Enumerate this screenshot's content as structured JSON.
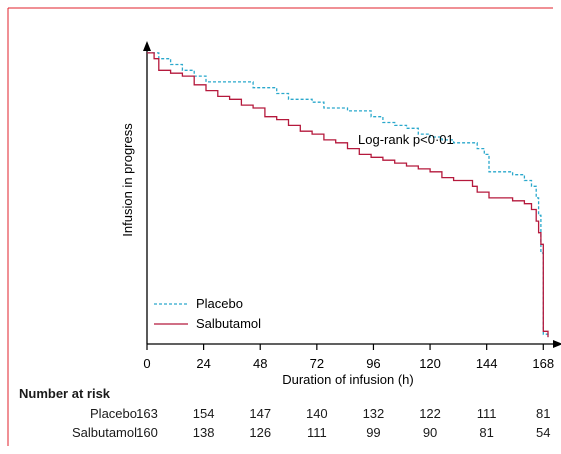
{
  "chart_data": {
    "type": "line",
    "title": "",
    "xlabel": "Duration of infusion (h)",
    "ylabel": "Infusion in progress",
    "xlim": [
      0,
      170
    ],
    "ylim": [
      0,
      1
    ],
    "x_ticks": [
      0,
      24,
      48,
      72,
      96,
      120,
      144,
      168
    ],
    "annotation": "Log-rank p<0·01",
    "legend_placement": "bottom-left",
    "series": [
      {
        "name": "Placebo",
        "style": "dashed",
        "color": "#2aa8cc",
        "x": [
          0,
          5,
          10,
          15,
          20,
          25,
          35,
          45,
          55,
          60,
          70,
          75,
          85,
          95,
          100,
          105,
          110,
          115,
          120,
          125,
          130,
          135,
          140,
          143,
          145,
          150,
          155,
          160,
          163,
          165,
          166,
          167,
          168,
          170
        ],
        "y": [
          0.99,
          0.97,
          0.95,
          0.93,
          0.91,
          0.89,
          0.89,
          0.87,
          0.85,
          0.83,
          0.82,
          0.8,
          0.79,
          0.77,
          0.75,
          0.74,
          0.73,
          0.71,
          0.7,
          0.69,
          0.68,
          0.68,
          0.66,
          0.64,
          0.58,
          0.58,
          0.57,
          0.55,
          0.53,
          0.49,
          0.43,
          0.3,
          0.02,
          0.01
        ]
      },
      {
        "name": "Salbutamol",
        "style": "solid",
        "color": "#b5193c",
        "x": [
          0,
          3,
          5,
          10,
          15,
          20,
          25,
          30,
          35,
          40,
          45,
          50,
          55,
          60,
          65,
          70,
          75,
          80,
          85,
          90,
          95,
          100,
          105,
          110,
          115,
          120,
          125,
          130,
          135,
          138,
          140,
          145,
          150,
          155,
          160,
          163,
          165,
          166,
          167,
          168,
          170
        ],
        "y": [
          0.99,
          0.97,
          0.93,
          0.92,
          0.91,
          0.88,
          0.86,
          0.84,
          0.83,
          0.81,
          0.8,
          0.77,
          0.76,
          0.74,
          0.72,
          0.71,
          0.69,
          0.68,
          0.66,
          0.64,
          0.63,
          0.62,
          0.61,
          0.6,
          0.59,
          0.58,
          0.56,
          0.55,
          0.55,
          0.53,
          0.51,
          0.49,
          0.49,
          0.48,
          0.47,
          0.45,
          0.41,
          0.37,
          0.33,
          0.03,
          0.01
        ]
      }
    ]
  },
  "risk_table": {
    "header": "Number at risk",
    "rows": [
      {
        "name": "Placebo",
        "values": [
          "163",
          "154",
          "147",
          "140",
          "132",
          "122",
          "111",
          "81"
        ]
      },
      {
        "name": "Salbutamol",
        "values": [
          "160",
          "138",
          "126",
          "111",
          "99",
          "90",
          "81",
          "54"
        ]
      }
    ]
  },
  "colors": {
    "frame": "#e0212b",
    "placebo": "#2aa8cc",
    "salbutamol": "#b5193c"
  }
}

· · · · · · ·

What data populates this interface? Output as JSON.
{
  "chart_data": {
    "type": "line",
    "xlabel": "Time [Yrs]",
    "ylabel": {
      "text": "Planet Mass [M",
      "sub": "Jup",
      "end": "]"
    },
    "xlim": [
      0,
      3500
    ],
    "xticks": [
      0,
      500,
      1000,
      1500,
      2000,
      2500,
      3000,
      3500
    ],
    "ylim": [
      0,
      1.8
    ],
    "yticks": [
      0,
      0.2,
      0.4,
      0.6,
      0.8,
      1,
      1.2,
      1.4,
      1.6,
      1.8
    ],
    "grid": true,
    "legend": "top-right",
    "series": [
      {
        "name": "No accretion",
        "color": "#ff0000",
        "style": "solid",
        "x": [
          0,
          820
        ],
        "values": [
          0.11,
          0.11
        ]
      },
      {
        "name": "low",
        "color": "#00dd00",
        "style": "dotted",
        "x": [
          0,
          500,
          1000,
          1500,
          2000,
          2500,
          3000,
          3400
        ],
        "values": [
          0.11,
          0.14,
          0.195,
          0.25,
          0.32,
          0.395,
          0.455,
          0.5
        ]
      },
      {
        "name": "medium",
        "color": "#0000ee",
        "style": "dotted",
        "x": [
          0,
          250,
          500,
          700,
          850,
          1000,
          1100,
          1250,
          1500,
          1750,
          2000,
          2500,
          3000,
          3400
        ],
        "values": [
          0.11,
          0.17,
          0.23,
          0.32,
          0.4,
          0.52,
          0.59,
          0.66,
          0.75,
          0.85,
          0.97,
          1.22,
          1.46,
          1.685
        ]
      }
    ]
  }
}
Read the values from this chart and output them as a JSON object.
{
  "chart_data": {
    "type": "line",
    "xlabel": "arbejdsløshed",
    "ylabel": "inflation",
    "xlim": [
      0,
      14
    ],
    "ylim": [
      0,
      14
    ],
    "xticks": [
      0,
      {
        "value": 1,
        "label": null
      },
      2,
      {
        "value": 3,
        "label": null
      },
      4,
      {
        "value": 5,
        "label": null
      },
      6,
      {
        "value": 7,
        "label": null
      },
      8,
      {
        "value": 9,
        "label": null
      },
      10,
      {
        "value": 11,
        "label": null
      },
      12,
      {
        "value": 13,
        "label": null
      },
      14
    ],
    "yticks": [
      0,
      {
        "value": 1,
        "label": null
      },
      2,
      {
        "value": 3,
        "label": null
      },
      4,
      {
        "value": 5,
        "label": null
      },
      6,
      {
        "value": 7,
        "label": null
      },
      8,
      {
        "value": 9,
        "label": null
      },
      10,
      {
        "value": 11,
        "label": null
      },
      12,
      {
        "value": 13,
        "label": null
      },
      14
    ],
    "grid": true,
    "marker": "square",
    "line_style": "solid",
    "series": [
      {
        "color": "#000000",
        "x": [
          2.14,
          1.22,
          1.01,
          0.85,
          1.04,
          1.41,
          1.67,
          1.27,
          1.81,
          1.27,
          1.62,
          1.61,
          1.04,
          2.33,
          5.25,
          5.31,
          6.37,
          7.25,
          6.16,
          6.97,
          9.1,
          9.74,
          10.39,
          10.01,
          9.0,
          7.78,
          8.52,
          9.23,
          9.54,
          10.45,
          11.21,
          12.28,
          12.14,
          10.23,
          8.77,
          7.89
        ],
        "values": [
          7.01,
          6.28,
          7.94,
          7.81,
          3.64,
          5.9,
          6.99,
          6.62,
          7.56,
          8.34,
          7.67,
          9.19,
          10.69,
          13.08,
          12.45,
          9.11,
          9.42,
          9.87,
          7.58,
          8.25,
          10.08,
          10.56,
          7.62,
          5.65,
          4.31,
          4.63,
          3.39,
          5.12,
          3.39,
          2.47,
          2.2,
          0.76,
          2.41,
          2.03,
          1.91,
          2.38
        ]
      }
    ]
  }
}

· · · · · · ·

(Instruction) Pick out the lines containing the string "ylabel".

(Exercise response)
    "ylabel": "Infusion in progress",
    "ylabel": {
    "ylabel": "inflation",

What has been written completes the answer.